Short exercise: Print the range of lines that opens with the line containing "Read this page and output its text content." and closes with the last line of the listing. Include both ends; print nothing more.

(Collected data entries)
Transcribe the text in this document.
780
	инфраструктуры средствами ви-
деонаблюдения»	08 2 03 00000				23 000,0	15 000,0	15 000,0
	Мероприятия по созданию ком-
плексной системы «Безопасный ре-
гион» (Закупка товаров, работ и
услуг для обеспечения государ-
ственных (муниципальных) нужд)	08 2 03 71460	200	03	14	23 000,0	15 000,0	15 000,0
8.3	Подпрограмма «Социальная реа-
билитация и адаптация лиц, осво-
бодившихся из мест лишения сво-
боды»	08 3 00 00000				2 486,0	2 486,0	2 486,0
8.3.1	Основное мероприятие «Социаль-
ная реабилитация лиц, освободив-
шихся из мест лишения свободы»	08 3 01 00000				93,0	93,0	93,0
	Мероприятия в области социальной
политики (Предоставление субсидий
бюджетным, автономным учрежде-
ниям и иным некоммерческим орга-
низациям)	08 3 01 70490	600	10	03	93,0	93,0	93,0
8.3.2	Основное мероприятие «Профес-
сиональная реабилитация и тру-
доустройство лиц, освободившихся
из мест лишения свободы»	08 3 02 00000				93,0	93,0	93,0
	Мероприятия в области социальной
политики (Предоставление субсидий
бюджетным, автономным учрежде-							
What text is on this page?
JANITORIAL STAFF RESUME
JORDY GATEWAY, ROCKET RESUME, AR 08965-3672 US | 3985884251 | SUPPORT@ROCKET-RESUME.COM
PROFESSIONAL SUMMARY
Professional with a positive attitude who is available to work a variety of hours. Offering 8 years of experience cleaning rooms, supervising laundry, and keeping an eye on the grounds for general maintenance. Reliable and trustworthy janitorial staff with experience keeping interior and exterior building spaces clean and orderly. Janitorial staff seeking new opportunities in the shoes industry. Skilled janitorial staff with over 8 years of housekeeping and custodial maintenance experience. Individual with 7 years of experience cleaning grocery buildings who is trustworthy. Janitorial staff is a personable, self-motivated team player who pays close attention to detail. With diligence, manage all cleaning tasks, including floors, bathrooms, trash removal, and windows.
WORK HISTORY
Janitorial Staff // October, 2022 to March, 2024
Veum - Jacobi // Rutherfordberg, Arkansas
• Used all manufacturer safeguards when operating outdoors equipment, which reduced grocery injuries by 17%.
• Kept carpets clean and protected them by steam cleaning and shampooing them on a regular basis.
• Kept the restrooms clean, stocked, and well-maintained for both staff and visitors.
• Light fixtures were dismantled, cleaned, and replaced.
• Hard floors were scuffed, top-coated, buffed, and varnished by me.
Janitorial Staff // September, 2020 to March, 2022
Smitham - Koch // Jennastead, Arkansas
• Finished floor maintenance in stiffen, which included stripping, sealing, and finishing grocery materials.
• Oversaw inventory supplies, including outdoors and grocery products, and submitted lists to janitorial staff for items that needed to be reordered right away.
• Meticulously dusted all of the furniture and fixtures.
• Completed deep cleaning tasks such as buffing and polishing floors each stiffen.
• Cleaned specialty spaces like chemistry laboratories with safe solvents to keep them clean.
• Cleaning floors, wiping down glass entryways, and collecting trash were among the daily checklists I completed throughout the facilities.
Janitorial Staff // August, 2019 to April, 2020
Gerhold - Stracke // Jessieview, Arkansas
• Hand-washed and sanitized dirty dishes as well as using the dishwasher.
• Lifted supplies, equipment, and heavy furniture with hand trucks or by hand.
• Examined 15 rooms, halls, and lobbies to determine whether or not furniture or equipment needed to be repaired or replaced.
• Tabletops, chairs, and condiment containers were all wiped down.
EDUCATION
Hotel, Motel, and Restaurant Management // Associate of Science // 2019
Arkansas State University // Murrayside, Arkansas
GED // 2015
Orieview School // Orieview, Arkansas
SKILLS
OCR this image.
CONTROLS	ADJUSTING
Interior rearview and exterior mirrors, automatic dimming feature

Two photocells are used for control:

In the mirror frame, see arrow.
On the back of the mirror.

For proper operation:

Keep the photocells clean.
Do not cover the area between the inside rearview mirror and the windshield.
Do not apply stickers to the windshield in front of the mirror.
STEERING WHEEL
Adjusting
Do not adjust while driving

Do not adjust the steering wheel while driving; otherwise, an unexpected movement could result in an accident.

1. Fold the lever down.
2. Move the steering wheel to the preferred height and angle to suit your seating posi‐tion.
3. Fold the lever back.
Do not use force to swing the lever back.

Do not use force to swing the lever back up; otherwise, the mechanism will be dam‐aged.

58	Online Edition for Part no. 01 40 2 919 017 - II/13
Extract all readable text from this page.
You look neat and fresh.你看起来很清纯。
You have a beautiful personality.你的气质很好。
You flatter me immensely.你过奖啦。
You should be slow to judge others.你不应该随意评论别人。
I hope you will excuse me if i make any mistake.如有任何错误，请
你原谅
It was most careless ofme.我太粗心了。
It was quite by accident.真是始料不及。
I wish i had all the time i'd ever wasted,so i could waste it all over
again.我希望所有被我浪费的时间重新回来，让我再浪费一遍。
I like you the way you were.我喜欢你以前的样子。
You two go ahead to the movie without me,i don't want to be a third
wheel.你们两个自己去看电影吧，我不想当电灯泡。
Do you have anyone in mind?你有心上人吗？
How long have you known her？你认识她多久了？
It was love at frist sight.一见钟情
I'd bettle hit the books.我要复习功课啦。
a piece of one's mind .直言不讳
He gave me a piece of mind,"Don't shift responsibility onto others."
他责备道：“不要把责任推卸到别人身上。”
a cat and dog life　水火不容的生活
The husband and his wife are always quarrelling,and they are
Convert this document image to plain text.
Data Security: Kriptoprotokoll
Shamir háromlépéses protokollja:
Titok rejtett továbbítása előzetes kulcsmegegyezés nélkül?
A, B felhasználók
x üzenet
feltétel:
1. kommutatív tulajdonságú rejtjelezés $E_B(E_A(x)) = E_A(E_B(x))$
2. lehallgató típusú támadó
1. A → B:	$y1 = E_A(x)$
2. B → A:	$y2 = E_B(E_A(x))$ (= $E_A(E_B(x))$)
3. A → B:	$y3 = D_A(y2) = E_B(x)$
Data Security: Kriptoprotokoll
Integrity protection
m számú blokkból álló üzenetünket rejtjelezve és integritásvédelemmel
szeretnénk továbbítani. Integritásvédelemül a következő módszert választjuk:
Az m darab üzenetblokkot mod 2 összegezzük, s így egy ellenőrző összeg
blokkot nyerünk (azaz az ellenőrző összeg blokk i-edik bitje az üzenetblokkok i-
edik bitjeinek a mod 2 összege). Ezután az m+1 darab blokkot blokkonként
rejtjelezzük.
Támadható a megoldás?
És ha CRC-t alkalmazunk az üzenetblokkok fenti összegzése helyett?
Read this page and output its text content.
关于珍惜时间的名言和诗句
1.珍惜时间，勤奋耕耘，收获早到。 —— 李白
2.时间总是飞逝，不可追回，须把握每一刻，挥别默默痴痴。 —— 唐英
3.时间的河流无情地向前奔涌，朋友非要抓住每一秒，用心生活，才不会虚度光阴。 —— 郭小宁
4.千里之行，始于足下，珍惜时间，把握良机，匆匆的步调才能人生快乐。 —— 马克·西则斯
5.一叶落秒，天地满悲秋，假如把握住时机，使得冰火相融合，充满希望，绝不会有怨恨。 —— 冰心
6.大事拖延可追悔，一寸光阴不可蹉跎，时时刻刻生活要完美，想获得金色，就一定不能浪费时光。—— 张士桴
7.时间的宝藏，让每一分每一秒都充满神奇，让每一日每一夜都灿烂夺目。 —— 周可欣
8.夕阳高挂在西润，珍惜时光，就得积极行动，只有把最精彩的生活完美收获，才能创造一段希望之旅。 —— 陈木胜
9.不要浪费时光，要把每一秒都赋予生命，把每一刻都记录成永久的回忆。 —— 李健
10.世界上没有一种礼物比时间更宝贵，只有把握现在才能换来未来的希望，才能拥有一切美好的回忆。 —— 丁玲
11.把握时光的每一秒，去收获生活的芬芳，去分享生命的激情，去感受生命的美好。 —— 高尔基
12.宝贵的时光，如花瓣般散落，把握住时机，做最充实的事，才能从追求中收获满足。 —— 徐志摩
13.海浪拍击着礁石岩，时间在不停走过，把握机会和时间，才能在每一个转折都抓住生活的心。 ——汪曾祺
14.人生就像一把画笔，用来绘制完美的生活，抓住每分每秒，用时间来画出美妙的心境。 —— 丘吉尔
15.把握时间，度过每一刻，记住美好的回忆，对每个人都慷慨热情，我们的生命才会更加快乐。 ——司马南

Answer to the exercise:
Read this page and output its text content.
关于珍惜时间的名言和诗句
1.珍惜时间，勤奋耕耘，收获早到。 —— 李白
2.时间总是飞逝，不可追回，须把握每一刻，挥别默默痴痴。 —— 唐英
3.时间的河流无情地向前奔涌，朋友非要抓住每一秒，用心生活，才不会虚度光阴。 —— 郭小宁
4.千里之行，始于足下，珍惜时间，把握良机，匆匆的步调才能人生快乐。 —— 马克·西则斯
5.一叶落秒，天地满悲秋，假如把握住时机，使得冰火相融合，充满希望，绝不会有怨恨。 —— 冰心
6.大事拖延可追悔，一寸光阴不可蹉跎，时时刻刻生活要完美，想获得金色，就一定不能浪费时光。—— 张士桴
7.时间的宝藏，让每一分每一秒都充满神奇，让每一日每一夜都灿烂夺目。 —— 周可欣
8.夕阳高挂在西润，珍惜时光，就得积极行动，只有把最精彩的生活完美收获，才能创造一段希望之旅。 —— 陈木胜
9.不要浪费时光，要把每一秒都赋予生命，把每一刻都记录成永久的回忆。 —— 李健
10.世界上没有一种礼物比时间更宝贵，只有把握现在才能换来未来的希望，才能拥有一切美好的回忆。 —— 丁玲
11.把握时光的每一秒，去收获生活的芬芳，去分享生命的激情，去感受生命的美好。 —— 高尔基
12.宝贵的时光，如花瓣般散落，把握住时机，做最充实的事，才能从追求中收获满足。 —— 徐志摩
13.海浪拍击着礁石岩，时间在不停走过，把握机会和时间，才能在每一个转折都抓住生活的心。 ——汪曾祺
14.人生就像一把画笔，用来绘制完美的生活，抓住每分每秒，用时间来画出美妙的心境。 —— 丘吉尔
15.把握时间，度过每一刻，记住美好的回忆，对每个人都慷慨热情，我们的生命才会更加快乐。 ——司马南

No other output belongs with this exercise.